# iGATE: Outlier removal and dynamic obs selection ------------------
#' igate function for continuous target variables
#'
#' This function performs an initial Guided Analysis for parameter testing and controlband extraction (iGATE)
#' on a dataset and returns those parameters found to be influential.
#' @param df Data frame to be analysed.
#' @param versus How many Best of the Best and Worst of the Worst do we collect? By default, we will collect 8 of each.
#' @param target Target varaible to be analysed. Must be continuous. Use \code{\link{categorical.igate}} for categorical target.
#' @param test Statistical hypothesis test to be used to determine influential
#' process parameters. Choose between Wilcoxon Rank test (\code{"w"}, default) and Student's t-test (\code{"t"}).
#' @param ssv A vector of suspected sources of variation. These are the variables
#' in \code{df} which we believe might have an influence on the target variable and
#' will be tested. If no list of ssv is provided, the test will be performed
#' on all numeric variables.
#' @param outlier_removal_target Logical. Should outliers (with respect to the target variable)
#' be removed from df (default: \code{TRUE})? Important: This only makes sense if no
#' prior outlier removal has been performed on df, i.e. \code{df} still contains all
#' the data. Otherwise calculation for outlier threshold will be falsified.
#' @param outlier_removal_ssv Logical. Should outlier removal be performed for each ssv (default: \code{TRUE})?
#' @param good_end Are low (default) or high values of target variable good? This is needed
#' to determine the control bands.
#' @param savePlots Logical, only relevant if \code{outlier_removal_target} is TRUE. If \code{savePlots == FALSE}
#' (the default) the boxplot of the target variable will be output to the standard output device for plots, usually
#' the console. If \code{TRUE}, the boxplot will additionally be saved to \code{image_directory} as a png file.

» LIST OF TASKS:
**1)** From the igate documentation, copy the part that opens with the words containing "#' @param savePlots" and closes with "a png file.".
**2)** Rewrite the records from their start through the line containing "line bbox=[322, 122, 834, 235]", changing "donut-arc" to "donut-slice" and leaving everything else as is; return only those lines.

» EXCERPTED DATA:
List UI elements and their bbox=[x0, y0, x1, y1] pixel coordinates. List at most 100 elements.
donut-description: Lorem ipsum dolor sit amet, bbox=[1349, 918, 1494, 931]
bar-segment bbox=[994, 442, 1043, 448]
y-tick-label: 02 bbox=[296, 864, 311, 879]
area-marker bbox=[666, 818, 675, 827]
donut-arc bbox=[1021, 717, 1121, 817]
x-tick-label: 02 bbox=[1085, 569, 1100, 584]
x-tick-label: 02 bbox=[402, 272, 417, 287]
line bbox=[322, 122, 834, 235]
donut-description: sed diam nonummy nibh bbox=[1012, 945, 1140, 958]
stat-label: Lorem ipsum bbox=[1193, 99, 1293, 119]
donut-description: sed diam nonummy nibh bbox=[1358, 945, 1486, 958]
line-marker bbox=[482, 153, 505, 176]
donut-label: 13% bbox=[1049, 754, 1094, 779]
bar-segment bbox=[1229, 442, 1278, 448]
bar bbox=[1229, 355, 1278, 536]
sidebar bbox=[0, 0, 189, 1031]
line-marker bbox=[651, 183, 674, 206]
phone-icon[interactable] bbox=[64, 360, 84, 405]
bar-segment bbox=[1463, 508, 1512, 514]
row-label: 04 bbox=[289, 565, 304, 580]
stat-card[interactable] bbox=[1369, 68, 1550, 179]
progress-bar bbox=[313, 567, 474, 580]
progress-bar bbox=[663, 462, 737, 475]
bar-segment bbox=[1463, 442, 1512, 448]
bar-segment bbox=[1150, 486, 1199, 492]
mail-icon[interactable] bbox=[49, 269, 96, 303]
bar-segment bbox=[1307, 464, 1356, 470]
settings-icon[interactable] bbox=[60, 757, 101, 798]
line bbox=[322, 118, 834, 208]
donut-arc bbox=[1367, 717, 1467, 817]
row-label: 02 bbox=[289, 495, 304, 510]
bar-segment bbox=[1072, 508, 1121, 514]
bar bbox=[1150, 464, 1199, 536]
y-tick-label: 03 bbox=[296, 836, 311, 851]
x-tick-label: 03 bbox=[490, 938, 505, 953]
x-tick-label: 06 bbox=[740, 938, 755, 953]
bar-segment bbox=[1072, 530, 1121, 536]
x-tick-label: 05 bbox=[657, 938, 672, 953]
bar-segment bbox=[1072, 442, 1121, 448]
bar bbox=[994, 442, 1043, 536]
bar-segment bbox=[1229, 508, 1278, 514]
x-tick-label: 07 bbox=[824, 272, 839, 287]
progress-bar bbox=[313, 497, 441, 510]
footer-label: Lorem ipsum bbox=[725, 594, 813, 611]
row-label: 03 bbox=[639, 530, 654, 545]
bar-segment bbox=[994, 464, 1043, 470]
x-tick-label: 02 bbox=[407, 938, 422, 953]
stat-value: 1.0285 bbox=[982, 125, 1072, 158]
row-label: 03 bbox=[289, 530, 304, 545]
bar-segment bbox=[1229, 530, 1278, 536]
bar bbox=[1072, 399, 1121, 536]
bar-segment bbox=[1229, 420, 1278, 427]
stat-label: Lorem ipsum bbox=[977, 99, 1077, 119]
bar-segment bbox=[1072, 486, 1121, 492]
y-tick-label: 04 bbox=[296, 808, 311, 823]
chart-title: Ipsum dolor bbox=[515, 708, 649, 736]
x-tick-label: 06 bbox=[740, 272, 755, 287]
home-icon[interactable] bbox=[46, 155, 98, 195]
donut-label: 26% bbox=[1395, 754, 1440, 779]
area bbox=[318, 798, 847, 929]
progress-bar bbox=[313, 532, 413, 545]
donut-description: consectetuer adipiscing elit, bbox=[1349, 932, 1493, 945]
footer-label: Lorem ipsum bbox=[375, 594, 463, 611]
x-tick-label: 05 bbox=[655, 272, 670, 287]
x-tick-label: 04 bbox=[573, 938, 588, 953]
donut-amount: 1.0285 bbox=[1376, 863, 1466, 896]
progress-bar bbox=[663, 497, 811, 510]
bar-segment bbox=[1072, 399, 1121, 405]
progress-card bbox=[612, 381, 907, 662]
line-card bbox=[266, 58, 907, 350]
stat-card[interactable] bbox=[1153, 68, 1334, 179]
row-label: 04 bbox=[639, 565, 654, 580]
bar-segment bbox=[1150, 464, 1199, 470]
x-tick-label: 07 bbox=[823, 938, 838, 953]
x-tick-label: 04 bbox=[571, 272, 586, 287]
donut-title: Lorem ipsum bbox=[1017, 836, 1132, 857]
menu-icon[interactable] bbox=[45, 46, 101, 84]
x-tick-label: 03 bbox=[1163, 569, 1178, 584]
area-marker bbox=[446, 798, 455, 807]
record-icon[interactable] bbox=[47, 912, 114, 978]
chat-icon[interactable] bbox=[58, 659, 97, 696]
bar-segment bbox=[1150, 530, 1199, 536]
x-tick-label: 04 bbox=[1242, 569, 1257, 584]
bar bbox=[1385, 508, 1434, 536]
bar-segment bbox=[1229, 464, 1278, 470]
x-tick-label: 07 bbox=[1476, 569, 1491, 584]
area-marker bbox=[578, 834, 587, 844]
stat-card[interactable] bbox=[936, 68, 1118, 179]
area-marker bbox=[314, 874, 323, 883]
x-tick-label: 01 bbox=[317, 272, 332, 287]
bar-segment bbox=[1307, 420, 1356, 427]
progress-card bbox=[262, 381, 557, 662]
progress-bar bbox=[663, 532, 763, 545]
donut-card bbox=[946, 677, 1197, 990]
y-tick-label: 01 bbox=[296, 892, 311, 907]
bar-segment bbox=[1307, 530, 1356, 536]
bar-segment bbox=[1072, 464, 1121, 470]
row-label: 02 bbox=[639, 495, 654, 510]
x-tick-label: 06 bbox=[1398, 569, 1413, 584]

» ANSWERS FOR THIS EXERCISE:
**1)**
#' @param savePlots Logical, only relevant if \code{outlier_removal_target} is TRUE. If \code{savePlots == FALSE}
#' (the default) the boxplot of the target variable will be output to the standard output device for plots, usually
#' the console. If \code{TRUE}, the boxplot will additionally be saved to \code{image_directory} as a png file.

**2)**
List UI elements and their bbox=[x0, y0, x1, y1] pixel coordinates. List at most 100 elements.
donut-description: Lorem ipsum dolor sit amet, bbox=[1349, 918, 1494, 931]
bar-segment bbox=[994, 442, 1043, 448]
y-tick-label: 02 bbox=[296, 864, 311, 879]
area-marker bbox=[666, 818, 675, 827]
donut-slice bbox=[1021, 717, 1121, 817]
x-tick-label: 02 bbox=[1085, 569, 1100, 584]
x-tick-label: 02 bbox=[402, 272, 417, 287]
line bbox=[322, 122, 834, 235]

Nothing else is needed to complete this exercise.